**SHORT TASK**: Omit all pictures. Copy the rest of the material exactly.
=-=-=
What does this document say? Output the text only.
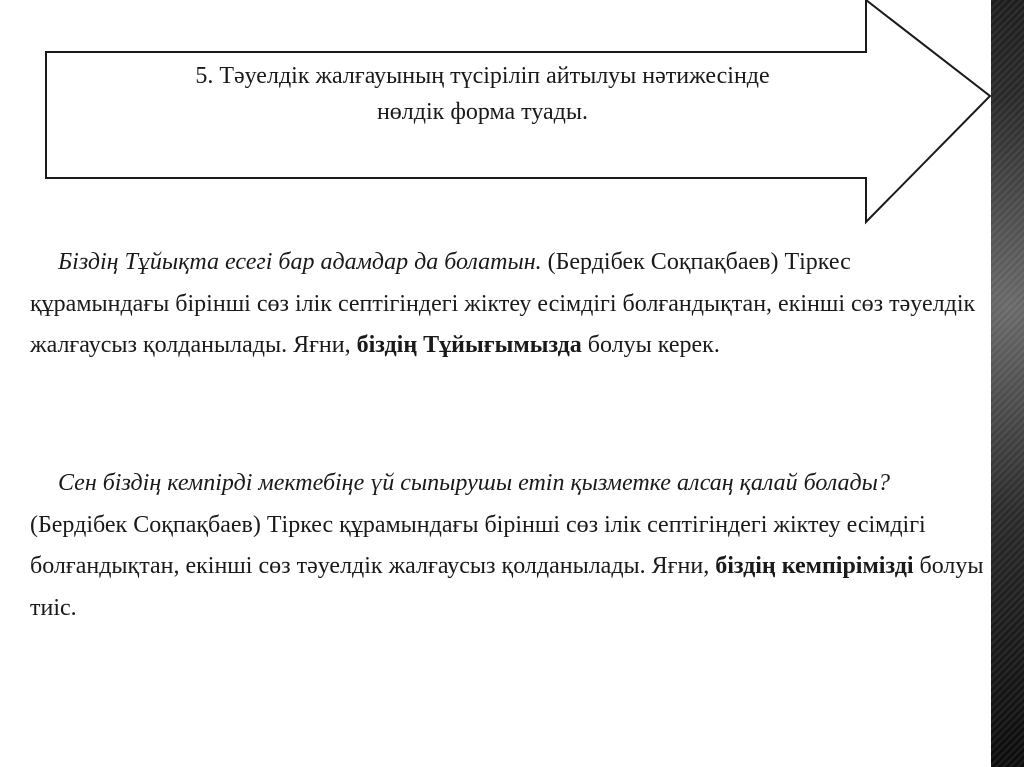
5. Тәуелдік жалғауының түсіріліп айтылуы нәтижесінде
нөлдік форма туады.
Біздің Тұйықта есегі бар адамдар да болатын. (Бердібек Соқпақбаев) Тіркес құрамындағы бірінші сөз ілік септігіндегі жіктеу есімдігі болғандықтан, екінші сөз тәуелдік жалғаусыз қолданылады. Яғни, біздің Тұйығымызда болуы керек.
Сен біздің кемпірді мектебіңе үй сыпырушы етіп қызметке алсаң қалай болады? (Бердібек Соқпақбаев) Тіркес құрамындағы бірінші сөз ілік септігіндегі жіктеу есімдігі болғандықтан, екінші сөз тәуелдік жалғаусыз қолданылады. Яғни, біздің кемпірімізді болуы тиіс.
=-=-=
**WRITTEN ANSWER**:
What does this document say? Output the text only.
5. Тәуелдік жалғауының түсіріліп айтылуы нәтижесінде
нөлдік форма туады.
Біздің Тұйықта есегі бар адамдар да болатын. (Бердібек Соқпақбаев) Тіркес құрамындағы бірінші сөз ілік септігіндегі жіктеу есімдігі болғандықтан, екінші сөз тәуелдік жалғаусыз қолданылады. Яғни, біздің Тұйығымызда болуы керек.
Сен біздің кемпірді мектебіңе үй сыпырушы етіп қызметке алсаң қалай болады? (Бердібек Соқпақбаев) Тіркес құрамындағы бірінші сөз ілік септігіндегі жіктеу есімдігі болғандықтан, екінші сөз тәуелдік жалғаусыз қолданылады. Яғни, біздің кемпірімізді болуы тиіс.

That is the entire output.